THE REQUEST. Reproduce the entries exactly.

DATA IN THIS EXERCISE.
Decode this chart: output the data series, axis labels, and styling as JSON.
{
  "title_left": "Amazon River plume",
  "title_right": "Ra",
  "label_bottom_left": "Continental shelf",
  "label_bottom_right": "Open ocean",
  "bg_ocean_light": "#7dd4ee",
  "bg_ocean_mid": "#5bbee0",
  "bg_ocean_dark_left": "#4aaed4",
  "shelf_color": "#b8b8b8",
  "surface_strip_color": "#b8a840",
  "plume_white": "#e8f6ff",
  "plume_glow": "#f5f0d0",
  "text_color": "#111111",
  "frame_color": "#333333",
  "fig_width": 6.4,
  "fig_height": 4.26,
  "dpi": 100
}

RESPONSE TO THE EXERCISE.
Decode this chart: output the data series, axis labels, and styling as JSON.
{
  "title_left": "Amazon River plume",
  "title_right": "Ra",
  "label_bottom_left": "Continental shelf",
  "label_bottom_right": "Open ocean",
  "bg_ocean_light": "#7dd4ee",
  "bg_ocean_mid": "#5bbee0",
  "bg_ocean_dark_left": "#4aaed4",
  "shelf_color": "#b8b8b8",
  "surface_strip_color": "#b8a840",
  "plume_white": "#e8f6ff",
  "plume_glow": "#f5f0d0",
  "text_color": "#111111",
  "frame_color": "#333333",
  "fig_width": 6.4,
  "fig_height": 4.26,
  "dpi": 100
}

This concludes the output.